* [Data provided]
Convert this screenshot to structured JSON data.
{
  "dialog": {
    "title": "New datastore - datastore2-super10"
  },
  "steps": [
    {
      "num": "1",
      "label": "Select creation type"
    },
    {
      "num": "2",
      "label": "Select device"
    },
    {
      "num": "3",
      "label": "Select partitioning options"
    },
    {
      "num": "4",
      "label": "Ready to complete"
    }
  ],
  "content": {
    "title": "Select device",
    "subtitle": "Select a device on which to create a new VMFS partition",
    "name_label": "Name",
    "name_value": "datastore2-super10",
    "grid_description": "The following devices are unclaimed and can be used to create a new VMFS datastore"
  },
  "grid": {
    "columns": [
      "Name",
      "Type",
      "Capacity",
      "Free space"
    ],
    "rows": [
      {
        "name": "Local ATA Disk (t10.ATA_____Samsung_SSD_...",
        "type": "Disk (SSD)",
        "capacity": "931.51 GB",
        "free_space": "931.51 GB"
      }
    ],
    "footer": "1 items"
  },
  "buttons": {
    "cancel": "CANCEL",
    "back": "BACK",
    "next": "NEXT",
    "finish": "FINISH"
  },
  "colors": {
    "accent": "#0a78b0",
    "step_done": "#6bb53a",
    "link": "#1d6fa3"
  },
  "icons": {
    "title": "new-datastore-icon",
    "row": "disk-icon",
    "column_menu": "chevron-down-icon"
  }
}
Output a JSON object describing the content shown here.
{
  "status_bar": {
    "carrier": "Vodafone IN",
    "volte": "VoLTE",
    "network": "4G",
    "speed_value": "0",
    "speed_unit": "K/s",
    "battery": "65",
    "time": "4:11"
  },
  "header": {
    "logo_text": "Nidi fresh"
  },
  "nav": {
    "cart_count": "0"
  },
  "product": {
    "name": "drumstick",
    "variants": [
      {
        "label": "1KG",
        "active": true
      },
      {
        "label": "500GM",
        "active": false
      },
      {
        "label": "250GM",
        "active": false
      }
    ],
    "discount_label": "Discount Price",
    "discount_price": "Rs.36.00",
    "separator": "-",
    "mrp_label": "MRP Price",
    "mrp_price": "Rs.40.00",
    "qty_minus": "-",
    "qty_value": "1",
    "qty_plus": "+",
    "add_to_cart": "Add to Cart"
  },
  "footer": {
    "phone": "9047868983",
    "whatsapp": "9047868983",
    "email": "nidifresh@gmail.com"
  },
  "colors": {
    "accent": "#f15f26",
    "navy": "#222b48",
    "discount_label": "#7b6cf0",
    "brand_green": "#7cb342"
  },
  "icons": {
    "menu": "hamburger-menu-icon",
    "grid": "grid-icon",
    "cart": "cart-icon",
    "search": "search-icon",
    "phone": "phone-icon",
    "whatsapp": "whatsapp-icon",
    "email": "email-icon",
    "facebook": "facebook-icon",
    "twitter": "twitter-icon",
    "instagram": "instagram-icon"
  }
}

* [What you need to do]
Each entry is to be returned in full, character for character.

* [The response]
Convert this screenshot to structured JSON data.
{
  "dialog": {
    "title": "New datastore - datastore2-super10"
  },
  "steps": [
    {
      "num": "1",
      "label": "Select creation type"
    },
    {
      "num": "2",
      "label": "Select device"
    },
    {
      "num": "3",
      "label": "Select partitioning options"
    },
    {
      "num": "4",
      "label": "Ready to complete"
    }
  ],
  "content": {
    "title": "Select device",
    "subtitle": "Select a device on which to create a new VMFS partition",
    "name_label": "Name",
    "name_value": "datastore2-super10",
    "grid_description": "The following devices are unclaimed and can be used to create a new VMFS datastore"
  },
  "grid": {
    "columns": [
      "Name",
      "Type",
      "Capacity",
      "Free space"
    ],
    "rows": [
      {
        "name": "Local ATA Disk (t10.ATA_____Samsung_SSD_...",
        "type": "Disk (SSD)",
        "capacity": "931.51 GB",
        "free_space": "931.51 GB"
      }
    ],
    "footer": "1 items"
  },
  "buttons": {
    "cancel": "CANCEL",
    "back": "BACK",
    "next": "NEXT",
    "finish": "FINISH"
  },
  "colors": {
    "accent": "#0a78b0",
    "step_done": "#6bb53a",
    "link": "#1d6fa3"
  },
  "icons": {
    "title": "new-datastore-icon",
    "row": "disk-icon",
    "column_menu": "chevron-down-icon"
  }
}
Output a JSON object describing the content shown here.
{
  "status_bar": {
    "carrier": "Vodafone IN",
    "volte": "VoLTE",
    "network": "4G",
    "speed_value": "0",
    "speed_unit": "K/s",
    "battery": "65",
    "time": "4:11"
  },
  "header": {
    "logo_text": "Nidi fresh"
  },
  "nav": {
    "cart_count": "0"
  },
  "product": {
    "name": "drumstick",
    "variants": [
      {
        "label": "1KG",
        "active": true
      },
      {
        "label": "500GM",
        "active": false
      },
      {
        "label": "250GM",
        "active": false
      }
    ],
    "discount_label": "Discount Price",
    "discount_price": "Rs.36.00",
    "separator": "-",
    "mrp_label": "MRP Price",
    "mrp_price": "Rs.40.00",
    "qty_minus": "-",
    "qty_value": "1",
    "qty_plus": "+",
    "add_to_cart": "Add to Cart"
  },
  "footer": {
    "phone": "9047868983",
    "whatsapp": "9047868983",
    "email": "nidifresh@gmail.com"
  },
  "colors": {
    "accent": "#f15f26",
    "navy": "#222b48",
    "discount_label": "#7b6cf0",
    "brand_green": "#7cb342"
  },
  "icons": {
    "menu": "hamburger-menu-icon",
    "grid": "grid-icon",
    "cart": "cart-icon",
    "search": "search-icon",
    "phone": "phone-icon",
    "whatsapp": "whatsapp-icon",
    "email": "email-icon",
    "facebook": "facebook-icon",
    "twitter": "twitter-icon",
    "instagram": "instagram-icon"
  }
}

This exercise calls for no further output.